What needs to be done -
Return the listing below unchanged, minus its pictures.
========================================================================
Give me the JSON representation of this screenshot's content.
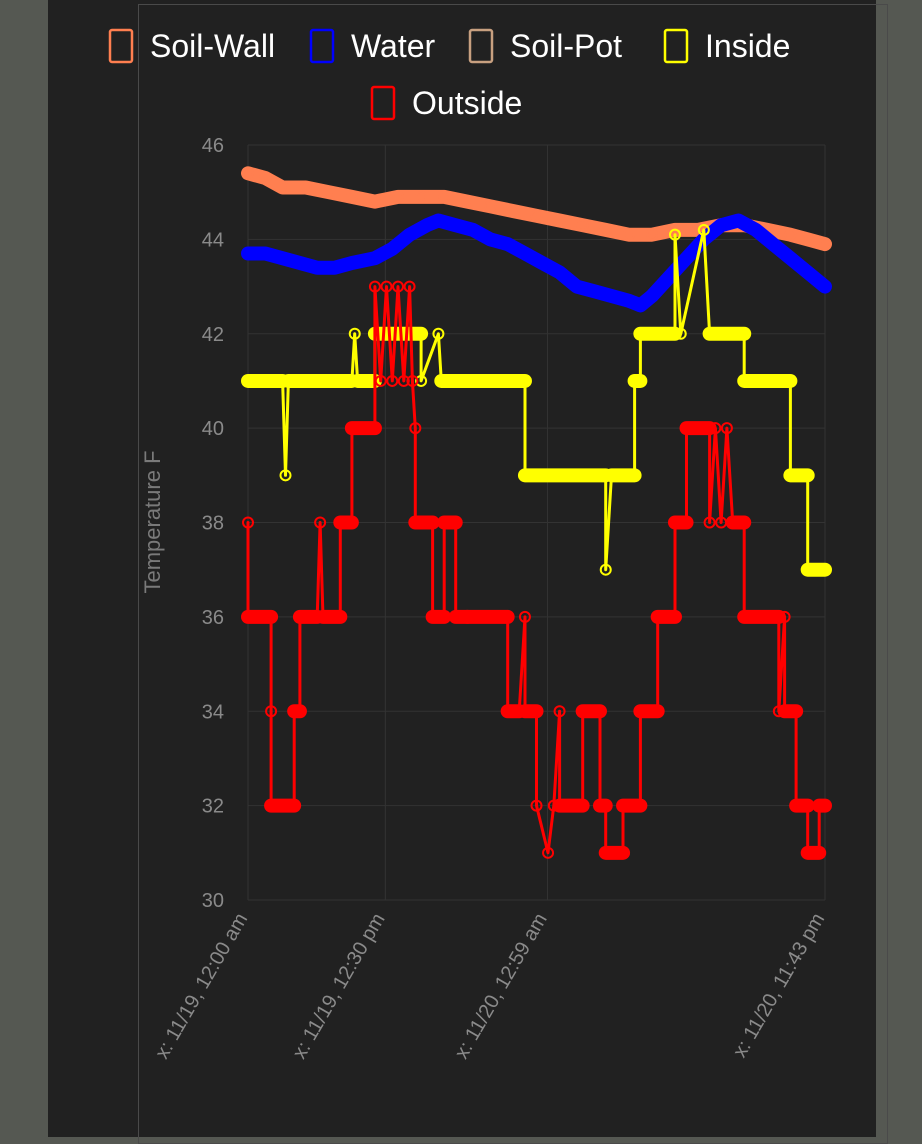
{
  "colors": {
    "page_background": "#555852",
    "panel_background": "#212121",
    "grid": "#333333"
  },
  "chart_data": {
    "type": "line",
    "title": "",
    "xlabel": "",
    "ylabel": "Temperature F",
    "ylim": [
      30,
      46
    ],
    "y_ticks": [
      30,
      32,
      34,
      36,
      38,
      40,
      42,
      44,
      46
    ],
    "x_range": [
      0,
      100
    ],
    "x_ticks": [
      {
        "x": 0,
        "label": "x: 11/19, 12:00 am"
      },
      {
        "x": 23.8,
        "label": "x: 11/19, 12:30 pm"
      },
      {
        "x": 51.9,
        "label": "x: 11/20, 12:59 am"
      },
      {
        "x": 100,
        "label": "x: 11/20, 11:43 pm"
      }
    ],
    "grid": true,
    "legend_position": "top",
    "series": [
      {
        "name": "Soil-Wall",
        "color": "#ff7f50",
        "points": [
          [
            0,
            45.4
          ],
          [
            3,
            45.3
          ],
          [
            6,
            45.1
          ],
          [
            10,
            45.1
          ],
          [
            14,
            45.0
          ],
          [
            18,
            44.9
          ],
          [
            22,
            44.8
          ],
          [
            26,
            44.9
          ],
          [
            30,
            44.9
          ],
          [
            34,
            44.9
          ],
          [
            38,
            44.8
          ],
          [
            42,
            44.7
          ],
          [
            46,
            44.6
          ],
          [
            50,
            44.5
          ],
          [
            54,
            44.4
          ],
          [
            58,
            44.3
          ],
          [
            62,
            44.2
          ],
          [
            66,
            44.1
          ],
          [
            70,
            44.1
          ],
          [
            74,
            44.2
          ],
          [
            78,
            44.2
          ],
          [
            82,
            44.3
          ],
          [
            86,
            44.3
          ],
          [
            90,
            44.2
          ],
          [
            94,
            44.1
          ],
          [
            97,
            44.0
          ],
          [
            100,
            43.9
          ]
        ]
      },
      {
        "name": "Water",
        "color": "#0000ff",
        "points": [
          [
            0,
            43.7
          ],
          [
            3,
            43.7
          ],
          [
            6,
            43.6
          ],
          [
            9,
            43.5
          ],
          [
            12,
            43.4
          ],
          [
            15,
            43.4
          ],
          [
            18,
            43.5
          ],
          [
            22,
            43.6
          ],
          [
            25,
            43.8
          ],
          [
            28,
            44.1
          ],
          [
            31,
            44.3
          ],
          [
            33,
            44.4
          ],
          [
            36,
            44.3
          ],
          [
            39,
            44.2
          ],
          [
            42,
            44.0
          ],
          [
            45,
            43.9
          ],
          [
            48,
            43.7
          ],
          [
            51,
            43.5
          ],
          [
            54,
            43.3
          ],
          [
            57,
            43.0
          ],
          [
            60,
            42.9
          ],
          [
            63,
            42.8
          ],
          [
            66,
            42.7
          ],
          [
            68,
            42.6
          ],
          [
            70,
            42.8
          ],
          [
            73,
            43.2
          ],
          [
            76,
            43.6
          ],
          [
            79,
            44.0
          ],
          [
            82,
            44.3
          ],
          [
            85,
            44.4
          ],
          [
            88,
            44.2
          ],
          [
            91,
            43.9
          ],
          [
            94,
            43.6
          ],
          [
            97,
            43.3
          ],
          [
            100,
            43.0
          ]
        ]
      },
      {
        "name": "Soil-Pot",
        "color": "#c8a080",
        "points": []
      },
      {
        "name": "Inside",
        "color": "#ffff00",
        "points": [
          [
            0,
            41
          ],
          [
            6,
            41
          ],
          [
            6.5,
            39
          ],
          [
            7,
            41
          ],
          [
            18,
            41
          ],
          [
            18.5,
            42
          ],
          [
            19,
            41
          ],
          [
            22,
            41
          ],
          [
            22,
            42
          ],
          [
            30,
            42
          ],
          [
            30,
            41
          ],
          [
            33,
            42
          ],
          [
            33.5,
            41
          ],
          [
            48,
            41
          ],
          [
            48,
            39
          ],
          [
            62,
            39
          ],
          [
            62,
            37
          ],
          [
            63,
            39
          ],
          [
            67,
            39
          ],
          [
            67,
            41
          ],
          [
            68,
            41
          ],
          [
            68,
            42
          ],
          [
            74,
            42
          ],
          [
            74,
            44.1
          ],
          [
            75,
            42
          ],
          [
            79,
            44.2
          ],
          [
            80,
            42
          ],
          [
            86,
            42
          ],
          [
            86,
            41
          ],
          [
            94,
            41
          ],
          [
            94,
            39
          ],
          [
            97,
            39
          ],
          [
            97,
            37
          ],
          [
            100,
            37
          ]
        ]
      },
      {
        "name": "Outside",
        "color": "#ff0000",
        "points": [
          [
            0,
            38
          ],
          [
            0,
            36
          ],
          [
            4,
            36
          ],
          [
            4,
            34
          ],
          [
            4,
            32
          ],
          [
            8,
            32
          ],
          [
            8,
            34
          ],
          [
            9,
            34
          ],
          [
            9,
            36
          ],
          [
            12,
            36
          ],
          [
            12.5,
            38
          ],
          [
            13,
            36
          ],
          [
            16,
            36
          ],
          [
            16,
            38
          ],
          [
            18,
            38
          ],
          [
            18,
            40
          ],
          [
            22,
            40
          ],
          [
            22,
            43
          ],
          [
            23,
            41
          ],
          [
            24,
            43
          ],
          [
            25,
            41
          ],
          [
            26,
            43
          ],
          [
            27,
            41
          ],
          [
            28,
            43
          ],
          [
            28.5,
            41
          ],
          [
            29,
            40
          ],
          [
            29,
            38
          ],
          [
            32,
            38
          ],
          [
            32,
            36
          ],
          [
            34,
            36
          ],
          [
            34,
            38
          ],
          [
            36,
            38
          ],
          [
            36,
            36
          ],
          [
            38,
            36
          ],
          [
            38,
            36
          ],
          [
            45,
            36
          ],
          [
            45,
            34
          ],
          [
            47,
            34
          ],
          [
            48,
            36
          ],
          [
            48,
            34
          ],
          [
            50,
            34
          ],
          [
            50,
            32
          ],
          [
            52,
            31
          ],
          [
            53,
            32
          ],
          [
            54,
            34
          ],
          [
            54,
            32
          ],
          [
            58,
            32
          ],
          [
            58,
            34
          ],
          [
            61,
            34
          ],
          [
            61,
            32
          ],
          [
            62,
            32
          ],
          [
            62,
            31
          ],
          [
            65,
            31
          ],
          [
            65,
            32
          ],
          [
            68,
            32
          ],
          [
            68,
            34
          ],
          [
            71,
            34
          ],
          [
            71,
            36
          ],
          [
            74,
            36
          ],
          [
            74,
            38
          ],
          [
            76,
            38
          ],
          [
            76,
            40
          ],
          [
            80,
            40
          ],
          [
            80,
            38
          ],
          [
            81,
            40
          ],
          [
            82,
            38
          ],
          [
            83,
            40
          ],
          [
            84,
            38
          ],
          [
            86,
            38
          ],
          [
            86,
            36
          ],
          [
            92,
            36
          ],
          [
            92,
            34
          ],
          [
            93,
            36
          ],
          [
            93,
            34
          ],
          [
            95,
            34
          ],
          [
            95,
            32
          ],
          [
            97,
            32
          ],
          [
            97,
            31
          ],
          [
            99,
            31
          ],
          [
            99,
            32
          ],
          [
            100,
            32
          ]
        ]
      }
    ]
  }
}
========================================================================
Response to the exercise -
Give me the JSON representation of this screenshot's content.
{
  "colors": {
    "page_background": "#555852",
    "panel_background": "#212121",
    "grid": "#333333"
  },
  "chart_data": {
    "type": "line",
    "title": "",
    "xlabel": "",
    "ylabel": "Temperature F",
    "ylim": [
      30,
      46
    ],
    "y_ticks": [
      30,
      32,
      34,
      36,
      38,
      40,
      42,
      44,
      46
    ],
    "x_range": [
      0,
      100
    ],
    "x_ticks": [
      {
        "x": 0,
        "label": "x: 11/19, 12:00 am"
      },
      {
        "x": 23.8,
        "label": "x: 11/19, 12:30 pm"
      },
      {
        "x": 51.9,
        "label": "x: 11/20, 12:59 am"
      },
      {
        "x": 100,
        "label": "x: 11/20, 11:43 pm"
      }
    ],
    "grid": true,
    "legend_position": "top",
    "series": [
      {
        "name": "Soil-Wall",
        "color": "#ff7f50",
        "points": [
          [
            0,
            45.4
          ],
          [
            3,
            45.3
          ],
          [
            6,
            45.1
          ],
          [
            10,
            45.1
          ],
          [
            14,
            45.0
          ],
          [
            18,
            44.9
          ],
          [
            22,
            44.8
          ],
          [
            26,
            44.9
          ],
          [
            30,
            44.9
          ],
          [
            34,
            44.9
          ],
          [
            38,
            44.8
          ],
          [
            42,
            44.7
          ],
          [
            46,
            44.6
          ],
          [
            50,
            44.5
          ],
          [
            54,
            44.4
          ],
          [
            58,
            44.3
          ],
          [
            62,
            44.2
          ],
          [
            66,
            44.1
          ],
          [
            70,
            44.1
          ],
          [
            74,
            44.2
          ],
          [
            78,
            44.2
          ],
          [
            82,
            44.3
          ],
          [
            86,
            44.3
          ],
          [
            90,
            44.2
          ],
          [
            94,
            44.1
          ],
          [
            97,
            44.0
          ],
          [
            100,
            43.9
          ]
        ]
      },
      {
        "name": "Water",
        "color": "#0000ff",
        "points": [
          [
            0,
            43.7
          ],
          [
            3,
            43.7
          ],
          [
            6,
            43.6
          ],
          [
            9,
            43.5
          ],
          [
            12,
            43.4
          ],
          [
            15,
            43.4
          ],
          [
            18,
            43.5
          ],
          [
            22,
            43.6
          ],
          [
            25,
            43.8
          ],
          [
            28,
            44.1
          ],
          [
            31,
            44.3
          ],
          [
            33,
            44.4
          ],
          [
            36,
            44.3
          ],
          [
            39,
            44.2
          ],
          [
            42,
            44.0
          ],
          [
            45,
            43.9
          ],
          [
            48,
            43.7
          ],
          [
            51,
            43.5
          ],
          [
            54,
            43.3
          ],
          [
            57,
            43.0
          ],
          [
            60,
            42.9
          ],
          [
            63,
            42.8
          ],
          [
            66,
            42.7
          ],
          [
            68,
            42.6
          ],
          [
            70,
            42.8
          ],
          [
            73,
            43.2
          ],
          [
            76,
            43.6
          ],
          [
            79,
            44.0
          ],
          [
            82,
            44.3
          ],
          [
            85,
            44.4
          ],
          [
            88,
            44.2
          ],
          [
            91,
            43.9
          ],
          [
            94,
            43.6
          ],
          [
            97,
            43.3
          ],
          [
            100,
            43.0
          ]
        ]
      },
      {
        "name": "Soil-Pot",
        "color": "#c8a080",
        "points": []
      },
      {
        "name": "Inside",
        "color": "#ffff00",
        "points": [
          [
            0,
            41
          ],
          [
            6,
            41
          ],
          [
            6.5,
            39
          ],
          [
            7,
            41
          ],
          [
            18,
            41
          ],
          [
            18.5,
            42
          ],
          [
            19,
            41
          ],
          [
            22,
            41
          ],
          [
            22,
            42
          ],
          [
            30,
            42
          ],
          [
            30,
            41
          ],
          [
            33,
            42
          ],
          [
            33.5,
            41
          ],
          [
            48,
            41
          ],
          [
            48,
            39
          ],
          [
            62,
            39
          ],
          [
            62,
            37
          ],
          [
            63,
            39
          ],
          [
            67,
            39
          ],
          [
            67,
            41
          ],
          [
            68,
            41
          ],
          [
            68,
            42
          ],
          [
            74,
            42
          ],
          [
            74,
            44.1
          ],
          [
            75,
            42
          ],
          [
            79,
            44.2
          ],
          [
            80,
            42
          ],
          [
            86,
            42
          ],
          [
            86,
            41
          ],
          [
            94,
            41
          ],
          [
            94,
            39
          ],
          [
            97,
            39
          ],
          [
            97,
            37
          ],
          [
            100,
            37
          ]
        ]
      },
      {
        "name": "Outside",
        "color": "#ff0000",
        "points": [
          [
            0,
            38
          ],
          [
            0,
            36
          ],
          [
            4,
            36
          ],
          [
            4,
            34
          ],
          [
            4,
            32
          ],
          [
            8,
            32
          ],
          [
            8,
            34
          ],
          [
            9,
            34
          ],
          [
            9,
            36
          ],
          [
            12,
            36
          ],
          [
            12.5,
            38
          ],
          [
            13,
            36
          ],
          [
            16,
            36
          ],
          [
            16,
            38
          ],
          [
            18,
            38
          ],
          [
            18,
            40
          ],
          [
            22,
            40
          ],
          [
            22,
            43
          ],
          [
            23,
            41
          ],
          [
            24,
            43
          ],
          [
            25,
            41
          ],
          [
            26,
            43
          ],
          [
            27,
            41
          ],
          [
            28,
            43
          ],
          [
            28.5,
            41
          ],
          [
            29,
            40
          ],
          [
            29,
            38
          ],
          [
            32,
            38
          ],
          [
            32,
            36
          ],
          [
            34,
            36
          ],
          [
            34,
            38
          ],
          [
            36,
            38
          ],
          [
            36,
            36
          ],
          [
            38,
            36
          ],
          [
            38,
            36
          ],
          [
            45,
            36
          ],
          [
            45,
            34
          ],
          [
            47,
            34
          ],
          [
            48,
            36
          ],
          [
            48,
            34
          ],
          [
            50,
            34
          ],
          [
            50,
            32
          ],
          [
            52,
            31
          ],
          [
            53,
            32
          ],
          [
            54,
            34
          ],
          [
            54,
            32
          ],
          [
            58,
            32
          ],
          [
            58,
            34
          ],
          [
            61,
            34
          ],
          [
            61,
            32
          ],
          [
            62,
            32
          ],
          [
            62,
            31
          ],
          [
            65,
            31
          ],
          [
            65,
            32
          ],
          [
            68,
            32
          ],
          [
            68,
            34
          ],
          [
            71,
            34
          ],
          [
            71,
            36
          ],
          [
            74,
            36
          ],
          [
            74,
            38
          ],
          [
            76,
            38
          ],
          [
            76,
            40
          ],
          [
            80,
            40
          ],
          [
            80,
            38
          ],
          [
            81,
            40
          ],
          [
            82,
            38
          ],
          [
            83,
            40
          ],
          [
            84,
            38
          ],
          [
            86,
            38
          ],
          [
            86,
            36
          ],
          [
            92,
            36
          ],
          [
            92,
            34
          ],
          [
            93,
            36
          ],
          [
            93,
            34
          ],
          [
            95,
            34
          ],
          [
            95,
            32
          ],
          [
            97,
            32
          ],
          [
            97,
            31
          ],
          [
            99,
            31
          ],
          [
            99,
            32
          ],
          [
            100,
            32
          ]
        ]
      }
    ]
  }
}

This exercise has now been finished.